### Information provided ###

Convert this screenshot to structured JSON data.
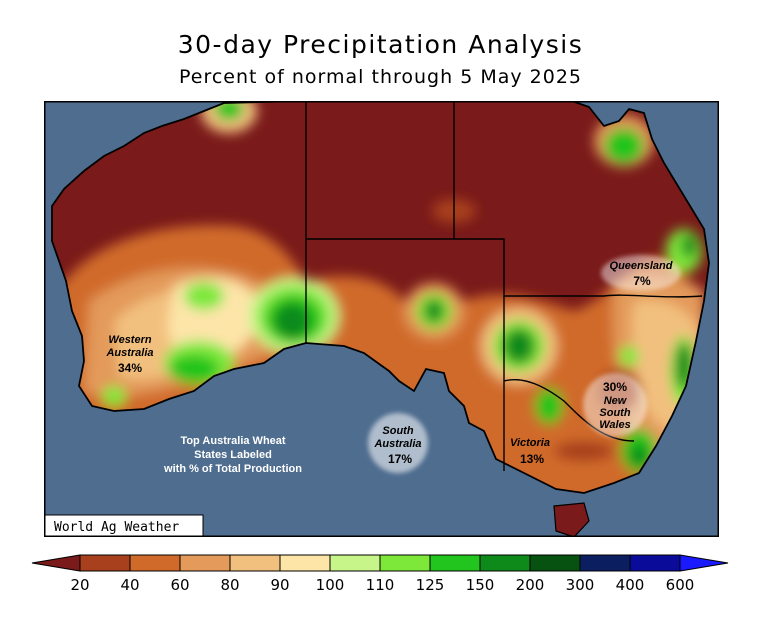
{
  "title": "30-day Precipitation Analysis",
  "subtitle": "Percent of normal through 5 May 2025",
  "credit": "World Ag Weather",
  "note": [
    "Top Australia Wheat",
    "States Labeled",
    "with % of Total Production"
  ],
  "states": [
    {
      "id": "wa",
      "lines": [
        "Western",
        "Australia"
      ],
      "pct": "34%"
    },
    {
      "id": "sa",
      "lines": [
        "South",
        "Australia"
      ],
      "pct": "17%"
    },
    {
      "id": "vic",
      "lines": [
        "Victoria"
      ],
      "pct": "13%"
    },
    {
      "id": "nsw",
      "lines": [
        "New",
        "South",
        "Wales"
      ],
      "pct": "30%"
    },
    {
      "id": "qld",
      "lines": [
        "Queensland"
      ],
      "pct": "7%"
    }
  ],
  "legend": {
    "labels": [
      "20",
      "40",
      "60",
      "80",
      "90",
      "100",
      "110",
      "125",
      "150",
      "200",
      "300",
      "400",
      "600"
    ],
    "colors": {
      "below_20": "#7a1a1a",
      "20_40": "#a8401e",
      "40_60": "#d06a2a",
      "60_80": "#e39a5a",
      "80_90": "#f2c07e",
      "90_100": "#fde5a8",
      "100_110": "#c8f58a",
      "110_125": "#7ee83a",
      "125_150": "#22c41e",
      "150_200": "#0d8a1a",
      "200_300": "#075210",
      "300_400": "#0b1f60",
      "400_600": "#0b0b9a",
      "above_600": "#1a1aff"
    }
  },
  "colors": {
    "ocean": "#4f6d8f",
    "land_base": "#7a1a1a",
    "border": "#000000"
  }
}
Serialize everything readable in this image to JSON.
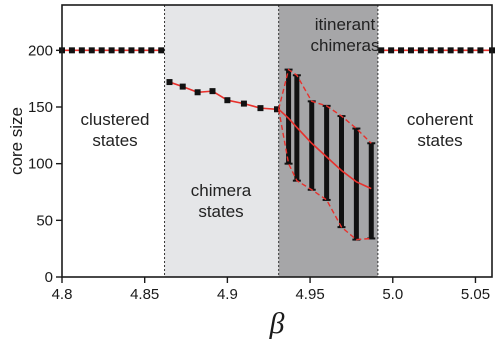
{
  "chart_data": {
    "type": "line",
    "xlabel": "β",
    "ylabel": "core size",
    "xlim": [
      4.8,
      5.06
    ],
    "ylim": [
      0,
      240
    ],
    "x_ticks": [
      "4.8",
      "4.85",
      "4.9",
      "4.95",
      "5.0",
      "5.05"
    ],
    "y_ticks": [
      "0",
      "50",
      "100",
      "150",
      "200"
    ],
    "regions": [
      {
        "label": [
          "clustered",
          "states"
        ],
        "x0": 4.8,
        "x1": 4.862,
        "color": "#ffffff"
      },
      {
        "label": [
          "chimera",
          "states"
        ],
        "x0": 4.862,
        "x1": 4.931,
        "color": "#e5e6e8"
      },
      {
        "label": [
          "itinerant",
          "chimeras"
        ],
        "x0": 4.931,
        "x1": 4.991,
        "color": "#a6a6a8"
      },
      {
        "label": [
          "coherent",
          "states"
        ],
        "x0": 4.991,
        "x1": 5.06,
        "color": "#ffffff"
      }
    ],
    "series": [
      {
        "x": [
          4.8,
          4.806,
          4.812,
          4.818,
          4.824,
          4.83,
          4.836,
          4.842,
          4.848,
          4.854,
          4.86
        ],
        "values": [
          200,
          200,
          200,
          200,
          200,
          200,
          200,
          200,
          200,
          200,
          200
        ]
      },
      {
        "x": [
          4.865,
          4.873,
          4.882,
          4.891,
          4.9,
          4.91,
          4.92,
          4.93
        ],
        "values": [
          172,
          168,
          163,
          164,
          156,
          153,
          149,
          148
        ]
      },
      {
        "x": [
          4.993,
          4.999,
          5.005,
          5.011,
          5.017,
          5.023,
          5.029,
          5.035,
          5.041,
          5.047,
          5.053,
          5.06
        ],
        "values": [
          200,
          200,
          200,
          200,
          200,
          200,
          200,
          200,
          200,
          200,
          200,
          200
        ]
      }
    ],
    "itinerant": {
      "x": [
        4.937,
        4.942,
        4.951,
        4.96,
        4.969,
        4.978,
        4.987
      ],
      "mean": [
        140,
        132,
        118,
        106,
        94,
        84,
        78
      ],
      "max": [
        183,
        178,
        155,
        151,
        142,
        131,
        118
      ],
      "min": [
        100,
        85,
        77,
        68,
        44,
        33,
        34
      ]
    },
    "colors": {
      "line": "#e8312c",
      "marker": "#111111",
      "band": "#111111"
    }
  }
}
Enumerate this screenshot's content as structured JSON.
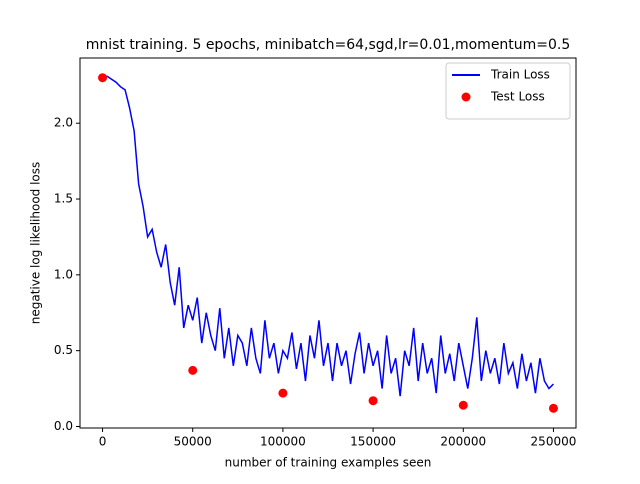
{
  "chart_data": {
    "type": "line",
    "title": "mnist training. 5 epochs, minibatch=64,sgd,lr=0.01,momentum=0.5",
    "x_label": "number of training examples seen",
    "y_label": "negative log likelihood loss",
    "xlim": [
      -12500,
      262500
    ],
    "ylim": [
      -0.01,
      2.43
    ],
    "xticks": [
      0,
      50000,
      100000,
      150000,
      200000,
      250000
    ],
    "yticks": [
      {
        "value": 0,
        "label": "0.0"
      },
      0.5,
      {
        "value": 1,
        "label": "1.0"
      },
      1.5,
      {
        "value": 2,
        "label": "2.0"
      }
    ],
    "legend": "upper right",
    "series": [
      {
        "name": "Train Loss",
        "type": "line",
        "color": "#0000ff",
        "x": [
          0,
          2500,
          5000,
          7500,
          10000,
          12500,
          15000,
          17500,
          20000,
          22500,
          25000,
          27500,
          30000,
          32500,
          35000,
          37500,
          40000,
          42500,
          45000,
          47500,
          50000,
          52500,
          55000,
          57500,
          60000,
          62500,
          65000,
          67500,
          70000,
          72500,
          75000,
          77500,
          80000,
          82500,
          85000,
          87500,
          90000,
          92500,
          95000,
          97500,
          100000,
          102500,
          105000,
          107500,
          110000,
          112500,
          115000,
          117500,
          120000,
          122500,
          125000,
          127500,
          130000,
          132500,
          135000,
          137500,
          140000,
          142500,
          145000,
          147500,
          150000,
          152500,
          155000,
          157500,
          160000,
          162500,
          165000,
          167500,
          170000,
          172500,
          175000,
          177500,
          180000,
          182500,
          185000,
          187500,
          190000,
          192500,
          195000,
          197500,
          200000,
          202500,
          205000,
          207500,
          210000,
          212500,
          215000,
          217500,
          220000,
          222500,
          225000,
          227500,
          230000,
          232500,
          235000,
          237500,
          240000,
          242500,
          245000,
          247500,
          250000
        ],
        "values": [
          2.31,
          2.31,
          2.29,
          2.27,
          2.24,
          2.22,
          2.1,
          1.95,
          1.6,
          1.45,
          1.25,
          1.3,
          1.15,
          1.05,
          1.2,
          0.95,
          0.8,
          1.05,
          0.65,
          0.8,
          0.7,
          0.85,
          0.55,
          0.75,
          0.6,
          0.5,
          0.78,
          0.45,
          0.65,
          0.4,
          0.6,
          0.55,
          0.4,
          0.65,
          0.45,
          0.35,
          0.7,
          0.45,
          0.55,
          0.35,
          0.5,
          0.45,
          0.62,
          0.38,
          0.55,
          0.3,
          0.6,
          0.45,
          0.7,
          0.4,
          0.55,
          0.3,
          0.55,
          0.4,
          0.5,
          0.28,
          0.48,
          0.62,
          0.35,
          0.55,
          0.4,
          0.5,
          0.25,
          0.6,
          0.35,
          0.45,
          0.2,
          0.5,
          0.4,
          0.65,
          0.3,
          0.55,
          0.35,
          0.45,
          0.22,
          0.6,
          0.35,
          0.48,
          0.3,
          0.55,
          0.4,
          0.25,
          0.45,
          0.72,
          0.3,
          0.5,
          0.35,
          0.45,
          0.28,
          0.55,
          0.35,
          0.42,
          0.25,
          0.48,
          0.3,
          0.42,
          0.22,
          0.45,
          0.3,
          0.25,
          0.28
        ]
      },
      {
        "name": "Test Loss",
        "type": "scatter",
        "color": "#ff0000",
        "x": [
          0,
          50000,
          100000,
          150000,
          200000,
          250000
        ],
        "values": [
          2.3,
          0.37,
          0.22,
          0.17,
          0.14,
          0.12
        ]
      }
    ]
  }
}
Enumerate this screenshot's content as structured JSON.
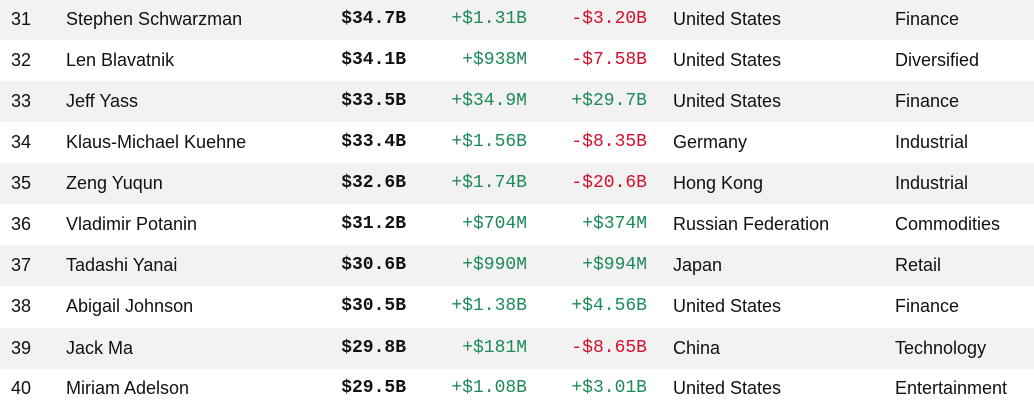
{
  "colors": {
    "positive": "#1d8a5a",
    "negative": "#d3102e",
    "row_shade": "#f2f2f2"
  },
  "rows": [
    {
      "rank": "31",
      "name": "Stephen Schwarzman",
      "net_worth": "$34.7B",
      "last_change": "+$1.31B",
      "ytd_change": "-$3.20B",
      "country": "United States",
      "industry": "Finance"
    },
    {
      "rank": "32",
      "name": "Len Blavatnik",
      "net_worth": "$34.1B",
      "last_change": "+$938M",
      "ytd_change": "-$7.58B",
      "country": "United States",
      "industry": "Diversified"
    },
    {
      "rank": "33",
      "name": "Jeff Yass",
      "net_worth": "$33.5B",
      "last_change": "+$34.9M",
      "ytd_change": "+$29.7B",
      "country": "United States",
      "industry": "Finance"
    },
    {
      "rank": "34",
      "name": "Klaus-Michael Kuehne",
      "net_worth": "$33.4B",
      "last_change": "+$1.56B",
      "ytd_change": "-$8.35B",
      "country": "Germany",
      "industry": "Industrial"
    },
    {
      "rank": "35",
      "name": "Zeng Yuqun",
      "net_worth": "$32.6B",
      "last_change": "+$1.74B",
      "ytd_change": "-$20.6B",
      "country": "Hong Kong",
      "industry": "Industrial"
    },
    {
      "rank": "36",
      "name": "Vladimir Potanin",
      "net_worth": "$31.2B",
      "last_change": "+$704M",
      "ytd_change": "+$374M",
      "country": "Russian Federation",
      "industry": "Commodities"
    },
    {
      "rank": "37",
      "name": "Tadashi Yanai",
      "net_worth": "$30.6B",
      "last_change": "+$990M",
      "ytd_change": "+$994M",
      "country": "Japan",
      "industry": "Retail"
    },
    {
      "rank": "38",
      "name": "Abigail Johnson",
      "net_worth": "$30.5B",
      "last_change": "+$1.38B",
      "ytd_change": "+$4.56B",
      "country": "United States",
      "industry": "Finance"
    },
    {
      "rank": "39",
      "name": "Jack Ma",
      "net_worth": "$29.8B",
      "last_change": "+$181M",
      "ytd_change": "-$8.65B",
      "country": "China",
      "industry": "Technology"
    },
    {
      "rank": "40",
      "name": "Miriam Adelson",
      "net_worth": "$29.5B",
      "last_change": "+$1.08B",
      "ytd_change": "+$3.01B",
      "country": "United States",
      "industry": "Entertainment"
    }
  ]
}
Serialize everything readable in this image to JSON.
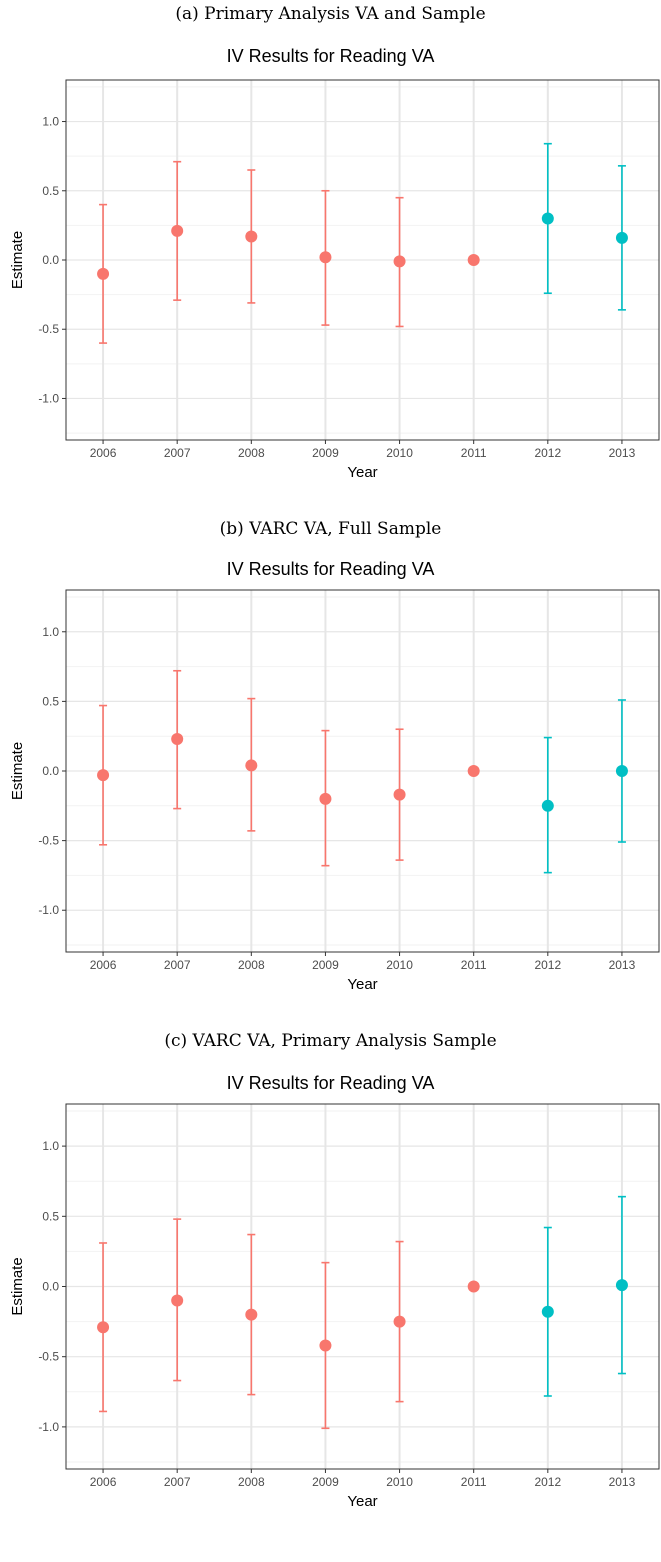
{
  "colors": {
    "pre": "#F8766D",
    "post": "#00BFC4",
    "grid_major": "#e6e6e6",
    "grid_minor": "#f2f2f2",
    "panel_border": "#333333"
  },
  "panels": [
    {
      "caption": "(a) Primary Analysis VA and Sample"
    },
    {
      "caption": "(b) VARC VA, Full Sample"
    },
    {
      "caption": "(c) VARC VA, Primary Analysis Sample"
    }
  ],
  "chart_data": [
    {
      "type": "scatter",
      "title": "IV Results for Reading VA",
      "xlabel": "Year",
      "ylabel": "Estimate",
      "x_categories": [
        "2006",
        "2007",
        "2008",
        "2009",
        "2010",
        "2011",
        "2012",
        "2013"
      ],
      "ylim": [
        -1.3,
        1.3
      ],
      "yticks": [
        "1.0",
        "0.5",
        "0.0",
        "-0.5",
        "-1.0"
      ],
      "grid": true,
      "points": [
        {
          "x": "2006",
          "y": -0.1,
          "lo": -0.6,
          "hi": 0.4,
          "group": "pre"
        },
        {
          "x": "2007",
          "y": 0.21,
          "lo": -0.29,
          "hi": 0.71,
          "group": "pre"
        },
        {
          "x": "2008",
          "y": 0.17,
          "lo": -0.31,
          "hi": 0.65,
          "group": "pre"
        },
        {
          "x": "2009",
          "y": 0.02,
          "lo": -0.47,
          "hi": 0.5,
          "group": "pre"
        },
        {
          "x": "2010",
          "y": -0.01,
          "lo": -0.48,
          "hi": 0.45,
          "group": "pre"
        },
        {
          "x": "2011",
          "y": 0.0,
          "lo": 0.0,
          "hi": 0.0,
          "group": "pre"
        },
        {
          "x": "2012",
          "y": 0.3,
          "lo": -0.24,
          "hi": 0.84,
          "group": "post"
        },
        {
          "x": "2013",
          "y": 0.16,
          "lo": -0.36,
          "hi": 0.68,
          "group": "post"
        }
      ]
    },
    {
      "type": "scatter",
      "title": "IV Results for Reading VA",
      "xlabel": "Year",
      "ylabel": "Estimate",
      "x_categories": [
        "2006",
        "2007",
        "2008",
        "2009",
        "2010",
        "2011",
        "2012",
        "2013"
      ],
      "ylim": [
        -1.3,
        1.3
      ],
      "yticks": [
        "1.0",
        "0.5",
        "0.0",
        "-0.5",
        "-1.0"
      ],
      "grid": true,
      "points": [
        {
          "x": "2006",
          "y": -0.03,
          "lo": -0.53,
          "hi": 0.47,
          "group": "pre"
        },
        {
          "x": "2007",
          "y": 0.23,
          "lo": -0.27,
          "hi": 0.72,
          "group": "pre"
        },
        {
          "x": "2008",
          "y": 0.04,
          "lo": -0.43,
          "hi": 0.52,
          "group": "pre"
        },
        {
          "x": "2009",
          "y": -0.2,
          "lo": -0.68,
          "hi": 0.29,
          "group": "pre"
        },
        {
          "x": "2010",
          "y": -0.17,
          "lo": -0.64,
          "hi": 0.3,
          "group": "pre"
        },
        {
          "x": "2011",
          "y": 0.0,
          "lo": 0.0,
          "hi": 0.0,
          "group": "pre"
        },
        {
          "x": "2012",
          "y": -0.25,
          "lo": -0.73,
          "hi": 0.24,
          "group": "post"
        },
        {
          "x": "2013",
          "y": 0.0,
          "lo": -0.51,
          "hi": 0.51,
          "group": "post"
        }
      ]
    },
    {
      "type": "scatter",
      "title": "IV Results for Reading VA",
      "xlabel": "Year",
      "ylabel": "Estimate",
      "x_categories": [
        "2006",
        "2007",
        "2008",
        "2009",
        "2010",
        "2011",
        "2012",
        "2013"
      ],
      "ylim": [
        -1.3,
        1.3
      ],
      "yticks": [
        "1.0",
        "0.5",
        "0.0",
        "-0.5",
        "-1.0"
      ],
      "grid": true,
      "points": [
        {
          "x": "2006",
          "y": -0.29,
          "lo": -0.89,
          "hi": 0.31,
          "group": "pre"
        },
        {
          "x": "2007",
          "y": -0.1,
          "lo": -0.67,
          "hi": 0.48,
          "group": "pre"
        },
        {
          "x": "2008",
          "y": -0.2,
          "lo": -0.77,
          "hi": 0.37,
          "group": "pre"
        },
        {
          "x": "2009",
          "y": -0.42,
          "lo": -1.01,
          "hi": 0.17,
          "group": "pre"
        },
        {
          "x": "2010",
          "y": -0.25,
          "lo": -0.82,
          "hi": 0.32,
          "group": "pre"
        },
        {
          "x": "2011",
          "y": 0.0,
          "lo": 0.0,
          "hi": 0.0,
          "group": "pre"
        },
        {
          "x": "2012",
          "y": -0.18,
          "lo": -0.78,
          "hi": 0.42,
          "group": "post"
        },
        {
          "x": "2013",
          "y": 0.01,
          "lo": -0.62,
          "hi": 0.64,
          "group": "post"
        }
      ]
    }
  ]
}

###

Show every line of the listing in which the string "VARC" can be found.

      "caption": "(b) VARC VA, Full Sample"
      "caption": "(c) VARC VA, Primary Analysis Sample"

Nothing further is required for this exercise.